### REQUIREMENT:
List every line in this data where the string "orange" occurs.

[Records from a data source]

....................

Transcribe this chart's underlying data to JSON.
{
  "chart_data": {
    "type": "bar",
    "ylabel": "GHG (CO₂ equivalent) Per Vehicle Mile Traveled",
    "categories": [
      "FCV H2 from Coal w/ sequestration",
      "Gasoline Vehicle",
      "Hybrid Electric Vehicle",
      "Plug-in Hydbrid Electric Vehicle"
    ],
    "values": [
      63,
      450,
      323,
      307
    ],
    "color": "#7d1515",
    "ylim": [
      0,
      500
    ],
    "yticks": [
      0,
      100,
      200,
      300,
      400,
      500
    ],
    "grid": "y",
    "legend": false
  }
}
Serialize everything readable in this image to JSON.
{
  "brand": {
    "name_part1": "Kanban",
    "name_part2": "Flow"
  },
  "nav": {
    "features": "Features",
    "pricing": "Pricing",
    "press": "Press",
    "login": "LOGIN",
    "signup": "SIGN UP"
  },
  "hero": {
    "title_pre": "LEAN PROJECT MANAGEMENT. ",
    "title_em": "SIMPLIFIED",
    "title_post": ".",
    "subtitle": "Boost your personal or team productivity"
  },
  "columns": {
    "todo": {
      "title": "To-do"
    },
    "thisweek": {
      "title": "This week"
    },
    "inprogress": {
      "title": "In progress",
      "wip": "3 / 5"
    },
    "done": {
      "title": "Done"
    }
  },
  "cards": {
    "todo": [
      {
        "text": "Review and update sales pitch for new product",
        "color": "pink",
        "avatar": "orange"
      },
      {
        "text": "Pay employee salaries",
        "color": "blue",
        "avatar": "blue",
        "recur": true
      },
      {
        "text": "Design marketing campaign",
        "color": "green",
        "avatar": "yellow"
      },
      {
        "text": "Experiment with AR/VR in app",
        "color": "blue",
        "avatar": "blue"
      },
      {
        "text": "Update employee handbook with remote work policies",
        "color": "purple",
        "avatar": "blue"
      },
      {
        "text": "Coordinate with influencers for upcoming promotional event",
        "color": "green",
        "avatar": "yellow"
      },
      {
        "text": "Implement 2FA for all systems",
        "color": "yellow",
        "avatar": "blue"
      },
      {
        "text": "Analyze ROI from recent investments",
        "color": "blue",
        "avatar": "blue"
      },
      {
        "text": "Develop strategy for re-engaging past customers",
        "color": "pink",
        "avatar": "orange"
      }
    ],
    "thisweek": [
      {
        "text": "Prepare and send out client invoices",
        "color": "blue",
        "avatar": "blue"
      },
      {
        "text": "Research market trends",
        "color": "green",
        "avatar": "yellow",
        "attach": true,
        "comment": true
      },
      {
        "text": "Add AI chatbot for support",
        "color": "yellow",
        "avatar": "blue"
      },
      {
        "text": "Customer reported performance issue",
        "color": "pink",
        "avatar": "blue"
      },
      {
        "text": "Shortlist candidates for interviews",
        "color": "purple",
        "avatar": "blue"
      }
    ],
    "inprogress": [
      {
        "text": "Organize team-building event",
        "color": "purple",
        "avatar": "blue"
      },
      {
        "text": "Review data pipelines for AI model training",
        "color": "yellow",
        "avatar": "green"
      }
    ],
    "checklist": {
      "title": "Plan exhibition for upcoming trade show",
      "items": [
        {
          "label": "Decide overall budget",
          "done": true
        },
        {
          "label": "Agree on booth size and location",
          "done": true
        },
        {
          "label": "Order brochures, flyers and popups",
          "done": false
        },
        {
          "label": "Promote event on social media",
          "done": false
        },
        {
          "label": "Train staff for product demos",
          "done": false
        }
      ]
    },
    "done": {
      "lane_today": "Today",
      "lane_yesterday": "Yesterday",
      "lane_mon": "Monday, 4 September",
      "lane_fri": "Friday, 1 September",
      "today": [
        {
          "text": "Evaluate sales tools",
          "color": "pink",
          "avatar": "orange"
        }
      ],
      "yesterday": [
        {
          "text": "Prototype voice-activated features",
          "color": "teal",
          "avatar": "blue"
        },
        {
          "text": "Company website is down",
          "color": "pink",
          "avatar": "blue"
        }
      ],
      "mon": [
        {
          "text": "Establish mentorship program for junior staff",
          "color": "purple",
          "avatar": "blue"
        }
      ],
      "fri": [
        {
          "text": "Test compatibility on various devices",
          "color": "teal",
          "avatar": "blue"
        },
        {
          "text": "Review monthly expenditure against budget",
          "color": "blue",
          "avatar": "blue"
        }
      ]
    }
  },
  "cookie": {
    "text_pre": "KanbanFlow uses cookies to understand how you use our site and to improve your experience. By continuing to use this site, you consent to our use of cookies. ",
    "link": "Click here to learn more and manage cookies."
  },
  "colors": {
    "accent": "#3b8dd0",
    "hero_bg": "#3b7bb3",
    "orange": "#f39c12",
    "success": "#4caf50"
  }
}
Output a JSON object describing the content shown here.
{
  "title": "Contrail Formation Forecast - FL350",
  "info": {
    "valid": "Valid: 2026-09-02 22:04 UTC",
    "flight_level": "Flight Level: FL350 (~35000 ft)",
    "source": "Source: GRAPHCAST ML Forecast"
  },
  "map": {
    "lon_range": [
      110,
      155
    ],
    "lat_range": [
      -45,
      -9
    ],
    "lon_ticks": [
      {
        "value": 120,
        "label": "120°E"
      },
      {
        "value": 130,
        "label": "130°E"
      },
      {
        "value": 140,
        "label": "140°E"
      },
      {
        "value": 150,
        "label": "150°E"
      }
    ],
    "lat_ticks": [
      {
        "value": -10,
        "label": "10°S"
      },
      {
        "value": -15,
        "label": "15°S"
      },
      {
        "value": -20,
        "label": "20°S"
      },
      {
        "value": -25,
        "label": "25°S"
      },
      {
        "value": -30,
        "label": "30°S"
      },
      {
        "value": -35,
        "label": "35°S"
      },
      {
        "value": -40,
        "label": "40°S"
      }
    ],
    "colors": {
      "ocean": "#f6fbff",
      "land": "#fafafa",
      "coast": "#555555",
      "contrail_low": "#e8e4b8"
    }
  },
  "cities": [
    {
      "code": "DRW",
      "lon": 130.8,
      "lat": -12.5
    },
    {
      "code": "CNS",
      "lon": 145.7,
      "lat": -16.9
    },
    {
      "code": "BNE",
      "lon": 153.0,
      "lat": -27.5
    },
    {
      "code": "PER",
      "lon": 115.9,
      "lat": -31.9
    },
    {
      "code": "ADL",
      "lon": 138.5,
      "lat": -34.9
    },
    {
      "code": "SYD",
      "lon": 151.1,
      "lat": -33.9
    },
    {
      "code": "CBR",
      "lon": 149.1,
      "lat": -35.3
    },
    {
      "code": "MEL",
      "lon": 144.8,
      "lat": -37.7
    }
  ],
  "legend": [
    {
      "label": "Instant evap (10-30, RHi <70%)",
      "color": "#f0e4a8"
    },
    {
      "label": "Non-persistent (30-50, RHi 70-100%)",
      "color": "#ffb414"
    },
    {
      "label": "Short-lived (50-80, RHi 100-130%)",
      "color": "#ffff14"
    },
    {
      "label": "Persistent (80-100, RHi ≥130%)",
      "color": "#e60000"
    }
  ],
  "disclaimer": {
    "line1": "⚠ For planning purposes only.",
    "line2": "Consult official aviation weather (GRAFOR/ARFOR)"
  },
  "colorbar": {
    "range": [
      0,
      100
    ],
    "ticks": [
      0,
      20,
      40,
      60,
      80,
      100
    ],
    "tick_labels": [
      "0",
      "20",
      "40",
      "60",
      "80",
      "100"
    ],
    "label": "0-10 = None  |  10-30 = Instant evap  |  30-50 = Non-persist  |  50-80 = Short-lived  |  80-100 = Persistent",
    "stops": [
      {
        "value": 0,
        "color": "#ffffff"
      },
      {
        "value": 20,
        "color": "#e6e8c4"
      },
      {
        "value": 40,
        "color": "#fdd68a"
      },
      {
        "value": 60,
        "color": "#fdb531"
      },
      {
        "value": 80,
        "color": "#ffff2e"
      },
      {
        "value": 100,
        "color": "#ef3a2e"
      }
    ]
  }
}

....................

### SOLUTION FOR THIS TASK:
        "avatar": "orange"
        "avatar": "orange"
          "avatar": "orange"
    "orange": "#f39c12",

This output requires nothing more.